- TASK DIRECTIONS -
Locate each line holding the string "author" and copy it.

- PROVIDED RECORDS -
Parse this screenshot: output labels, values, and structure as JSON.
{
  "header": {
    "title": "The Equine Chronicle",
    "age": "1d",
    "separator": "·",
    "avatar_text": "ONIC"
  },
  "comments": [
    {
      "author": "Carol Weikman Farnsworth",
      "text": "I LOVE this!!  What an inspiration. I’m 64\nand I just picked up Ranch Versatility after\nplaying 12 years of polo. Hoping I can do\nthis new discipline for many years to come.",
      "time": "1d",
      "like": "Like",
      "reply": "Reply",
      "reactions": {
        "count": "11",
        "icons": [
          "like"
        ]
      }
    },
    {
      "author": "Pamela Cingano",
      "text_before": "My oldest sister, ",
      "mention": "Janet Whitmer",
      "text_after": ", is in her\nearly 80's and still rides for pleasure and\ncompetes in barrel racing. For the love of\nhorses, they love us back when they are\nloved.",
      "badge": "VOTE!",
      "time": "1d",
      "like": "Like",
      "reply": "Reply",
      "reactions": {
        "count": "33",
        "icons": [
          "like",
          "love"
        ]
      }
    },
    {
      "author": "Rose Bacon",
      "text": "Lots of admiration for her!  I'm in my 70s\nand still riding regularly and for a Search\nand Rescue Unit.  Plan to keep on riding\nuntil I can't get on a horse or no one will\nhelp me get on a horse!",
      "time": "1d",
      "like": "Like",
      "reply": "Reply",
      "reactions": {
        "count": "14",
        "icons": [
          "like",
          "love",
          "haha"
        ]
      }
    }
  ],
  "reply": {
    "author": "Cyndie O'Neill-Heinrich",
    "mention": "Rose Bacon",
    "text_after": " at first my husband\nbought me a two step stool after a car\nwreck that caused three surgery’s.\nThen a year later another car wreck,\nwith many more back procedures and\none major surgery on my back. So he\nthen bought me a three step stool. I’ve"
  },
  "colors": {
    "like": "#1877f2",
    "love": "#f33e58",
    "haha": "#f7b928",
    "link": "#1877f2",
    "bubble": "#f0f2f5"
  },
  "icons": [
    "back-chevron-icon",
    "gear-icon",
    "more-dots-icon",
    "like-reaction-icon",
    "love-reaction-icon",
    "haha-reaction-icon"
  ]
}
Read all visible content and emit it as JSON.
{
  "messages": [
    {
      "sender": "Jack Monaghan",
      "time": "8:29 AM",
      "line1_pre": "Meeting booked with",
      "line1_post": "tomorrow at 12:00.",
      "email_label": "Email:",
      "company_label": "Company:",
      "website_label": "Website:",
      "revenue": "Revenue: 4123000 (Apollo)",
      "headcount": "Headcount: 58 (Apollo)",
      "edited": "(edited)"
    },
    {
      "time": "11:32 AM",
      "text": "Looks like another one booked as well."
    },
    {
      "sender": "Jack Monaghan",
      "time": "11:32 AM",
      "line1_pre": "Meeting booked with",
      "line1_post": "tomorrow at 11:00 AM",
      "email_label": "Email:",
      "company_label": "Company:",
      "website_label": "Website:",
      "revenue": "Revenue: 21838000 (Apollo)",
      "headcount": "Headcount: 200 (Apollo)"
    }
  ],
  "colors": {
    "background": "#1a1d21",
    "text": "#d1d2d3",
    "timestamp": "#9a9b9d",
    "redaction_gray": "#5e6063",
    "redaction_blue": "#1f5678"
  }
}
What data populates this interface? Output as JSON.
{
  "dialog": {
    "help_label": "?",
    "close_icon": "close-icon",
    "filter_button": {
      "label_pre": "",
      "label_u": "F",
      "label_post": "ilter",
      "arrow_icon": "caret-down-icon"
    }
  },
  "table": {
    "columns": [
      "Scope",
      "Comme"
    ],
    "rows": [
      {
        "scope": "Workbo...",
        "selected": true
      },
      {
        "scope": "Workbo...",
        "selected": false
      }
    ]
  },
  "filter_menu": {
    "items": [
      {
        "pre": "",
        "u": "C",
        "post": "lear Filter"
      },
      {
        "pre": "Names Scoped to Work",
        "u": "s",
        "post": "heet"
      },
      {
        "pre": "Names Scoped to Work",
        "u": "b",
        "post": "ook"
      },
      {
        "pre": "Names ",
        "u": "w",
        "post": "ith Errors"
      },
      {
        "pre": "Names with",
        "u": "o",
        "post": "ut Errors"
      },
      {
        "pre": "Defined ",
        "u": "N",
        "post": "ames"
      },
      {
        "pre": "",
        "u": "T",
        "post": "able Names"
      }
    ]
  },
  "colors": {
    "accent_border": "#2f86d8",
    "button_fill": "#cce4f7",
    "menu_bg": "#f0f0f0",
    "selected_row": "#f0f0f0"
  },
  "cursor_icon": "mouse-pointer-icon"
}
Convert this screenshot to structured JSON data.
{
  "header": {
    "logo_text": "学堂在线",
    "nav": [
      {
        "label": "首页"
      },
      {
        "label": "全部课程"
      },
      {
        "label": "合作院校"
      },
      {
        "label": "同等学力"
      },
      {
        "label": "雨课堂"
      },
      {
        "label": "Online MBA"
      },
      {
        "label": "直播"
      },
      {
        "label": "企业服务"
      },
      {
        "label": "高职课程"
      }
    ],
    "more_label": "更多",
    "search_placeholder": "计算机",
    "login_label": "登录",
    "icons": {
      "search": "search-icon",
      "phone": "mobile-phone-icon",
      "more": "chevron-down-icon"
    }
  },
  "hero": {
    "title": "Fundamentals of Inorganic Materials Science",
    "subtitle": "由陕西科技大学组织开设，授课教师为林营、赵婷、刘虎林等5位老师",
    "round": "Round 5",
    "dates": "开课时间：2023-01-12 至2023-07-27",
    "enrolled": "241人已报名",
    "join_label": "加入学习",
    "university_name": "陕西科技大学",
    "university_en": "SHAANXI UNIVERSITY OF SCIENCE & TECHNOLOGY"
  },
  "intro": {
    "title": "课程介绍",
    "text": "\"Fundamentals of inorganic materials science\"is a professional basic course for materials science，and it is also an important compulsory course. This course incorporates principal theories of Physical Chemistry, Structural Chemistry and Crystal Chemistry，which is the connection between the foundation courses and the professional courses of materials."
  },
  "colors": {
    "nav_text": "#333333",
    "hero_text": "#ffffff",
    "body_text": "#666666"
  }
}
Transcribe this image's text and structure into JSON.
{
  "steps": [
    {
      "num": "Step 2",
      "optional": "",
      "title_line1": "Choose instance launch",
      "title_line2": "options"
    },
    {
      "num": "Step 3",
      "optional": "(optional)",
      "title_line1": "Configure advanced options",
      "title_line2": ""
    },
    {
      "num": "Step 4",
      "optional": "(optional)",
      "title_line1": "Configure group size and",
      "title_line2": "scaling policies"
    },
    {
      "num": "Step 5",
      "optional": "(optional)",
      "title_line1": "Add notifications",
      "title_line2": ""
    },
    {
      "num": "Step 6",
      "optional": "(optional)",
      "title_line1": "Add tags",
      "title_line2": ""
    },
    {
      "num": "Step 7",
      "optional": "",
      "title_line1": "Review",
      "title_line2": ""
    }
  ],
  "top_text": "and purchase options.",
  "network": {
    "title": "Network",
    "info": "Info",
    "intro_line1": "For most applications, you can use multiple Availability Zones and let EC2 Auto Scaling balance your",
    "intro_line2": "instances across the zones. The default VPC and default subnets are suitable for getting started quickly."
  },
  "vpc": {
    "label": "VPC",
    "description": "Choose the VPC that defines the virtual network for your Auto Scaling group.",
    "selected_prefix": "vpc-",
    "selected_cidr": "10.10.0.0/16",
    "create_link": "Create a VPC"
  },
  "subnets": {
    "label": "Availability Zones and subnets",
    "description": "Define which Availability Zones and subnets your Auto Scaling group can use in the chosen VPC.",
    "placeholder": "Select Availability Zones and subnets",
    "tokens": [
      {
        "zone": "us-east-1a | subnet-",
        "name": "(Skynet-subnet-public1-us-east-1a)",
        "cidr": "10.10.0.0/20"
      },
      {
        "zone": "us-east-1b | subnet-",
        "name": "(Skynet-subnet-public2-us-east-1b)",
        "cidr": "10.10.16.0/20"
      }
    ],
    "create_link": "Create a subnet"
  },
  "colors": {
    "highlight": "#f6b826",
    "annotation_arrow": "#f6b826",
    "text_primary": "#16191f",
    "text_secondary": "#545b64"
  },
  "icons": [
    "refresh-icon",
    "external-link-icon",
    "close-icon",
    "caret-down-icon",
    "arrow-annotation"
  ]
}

- EXPECTED OUTPUT -
      "author": "Carol Weikman Farnsworth",
      "author": "Pamela Cingano",
      "author": "Rose Bacon",
    "author": "Cyndie O'Neill-Heinrich",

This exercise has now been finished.